> Text section
Permeability to macromolecular contrast media quantified by dynamic MRI correlates with tumor tissue assays of vascular endothelial growth factor (VEGF)

Purpose: To correlate dynamic MRI assays of macromolecular endothelial permeability with microscopic area-density measurements of vascular endothelial growth factor (VEGF) in tumors. Methods and material: This study compared tumor xenografts from two different human cancer cell lines, MDA-MB-231 tumors (n = 5), and MDA-MB-435 (n = 8), reported to express respectively higher and lower levels of VEGF. Dynamic MRI was enhanced by a prototype macromolecular contrast medium (MMCM), albumin-(Gd-DTPA)35. Quantitative estimates of tumor microvascular permeability (K-PS; mu l/min x 100 cm(3)), obtained using a two-compartment kinetic model, were correlated with immunohistochemical measurements of VEGF in each tumor. Results: Mean K-PS was 2.4 times greater in MDA-MB-231 tumors (K-PS = 58 +/- 30.9 mu l/min x 100 cm(3)) than in MDA-MB-435 tumors (K-PS = 24 +/- 8.4 mu l/min x 100 cm(3)) (p < 0.05). Correspondingly, the area-density of VEGF in MDA-MB-231 tumors was 2.6 times greater (27.3 +/- 2.2%, p < 0.05) than in MDA-MB-435 cancers (10.5 +/- 0.5%, p < 0.05). Considering all tumors without regard to cell type, a significant positive correlation (r = 0.67, p < 0.05) was observed between MRI-estimated endothelial permeability and VEGF immunoreactivity. Conclusion: Correlation of MRI assays of endothelial permeability to a MMCM and VEGF immunoreactivity of tumors support the hypothesis that VEGF is a major contributor to increased macromolecular permeability in cancers. When applied clinically, the MMCM-enhanced MRI approach could help to optimize the appropriate application of VEGF-inhibiting therapy on an individual patient basis. (C) 2011 Elsevier Ireland Ltd. All rights reserved.

> Required work
1. According to the abstract, which contrast medium enhanced the dynamic MRI?
2. Reproduce word for word the passage of the abstract that begins at the words "Permeability to macromolecular" and stops after "assays of vascular endothelial growth factor (VEGF)".

> Entries supplied
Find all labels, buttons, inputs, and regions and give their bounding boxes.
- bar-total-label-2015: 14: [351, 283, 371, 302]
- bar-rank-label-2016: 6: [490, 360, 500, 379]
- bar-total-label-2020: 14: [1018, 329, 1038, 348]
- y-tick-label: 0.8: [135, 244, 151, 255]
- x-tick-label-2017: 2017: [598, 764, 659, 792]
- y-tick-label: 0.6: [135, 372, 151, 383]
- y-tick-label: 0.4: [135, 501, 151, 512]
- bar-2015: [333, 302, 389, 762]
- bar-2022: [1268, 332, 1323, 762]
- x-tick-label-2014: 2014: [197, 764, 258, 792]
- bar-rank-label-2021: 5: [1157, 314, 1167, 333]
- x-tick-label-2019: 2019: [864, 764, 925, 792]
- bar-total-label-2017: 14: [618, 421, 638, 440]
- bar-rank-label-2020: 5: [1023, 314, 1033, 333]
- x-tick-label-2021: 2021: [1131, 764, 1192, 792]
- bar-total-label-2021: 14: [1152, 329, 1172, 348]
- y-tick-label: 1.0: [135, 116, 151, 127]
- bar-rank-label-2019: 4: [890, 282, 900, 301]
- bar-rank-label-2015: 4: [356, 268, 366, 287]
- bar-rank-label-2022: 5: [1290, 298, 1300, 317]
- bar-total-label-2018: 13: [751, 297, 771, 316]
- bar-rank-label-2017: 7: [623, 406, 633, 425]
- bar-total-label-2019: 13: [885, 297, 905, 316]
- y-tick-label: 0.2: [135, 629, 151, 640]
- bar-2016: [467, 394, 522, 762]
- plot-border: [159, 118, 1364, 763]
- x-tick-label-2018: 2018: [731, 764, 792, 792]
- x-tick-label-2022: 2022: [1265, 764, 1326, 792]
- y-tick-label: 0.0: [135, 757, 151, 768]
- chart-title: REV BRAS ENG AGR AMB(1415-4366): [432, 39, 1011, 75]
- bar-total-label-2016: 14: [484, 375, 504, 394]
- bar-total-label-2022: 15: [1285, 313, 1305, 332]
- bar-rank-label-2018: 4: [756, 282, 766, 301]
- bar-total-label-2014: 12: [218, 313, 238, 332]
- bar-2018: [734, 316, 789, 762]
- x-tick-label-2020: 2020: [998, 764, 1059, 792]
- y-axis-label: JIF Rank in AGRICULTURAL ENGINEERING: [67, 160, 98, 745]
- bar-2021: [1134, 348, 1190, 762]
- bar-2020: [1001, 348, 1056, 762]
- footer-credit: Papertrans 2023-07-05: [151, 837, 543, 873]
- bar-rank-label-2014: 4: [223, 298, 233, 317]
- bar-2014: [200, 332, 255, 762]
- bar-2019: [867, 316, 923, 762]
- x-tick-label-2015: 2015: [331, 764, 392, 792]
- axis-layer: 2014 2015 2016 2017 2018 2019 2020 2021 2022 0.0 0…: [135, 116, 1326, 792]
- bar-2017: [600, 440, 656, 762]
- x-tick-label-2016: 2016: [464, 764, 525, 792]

> Solutions for each task
1. A prototype macromolecular contrast medium, albumin-(Gd-DTPA)35.

2.
Permeability to macromolecular contrast media quantified by dynamic MRI correlates with tumor tissue assays of vascular endothelial growth factor (VEGF)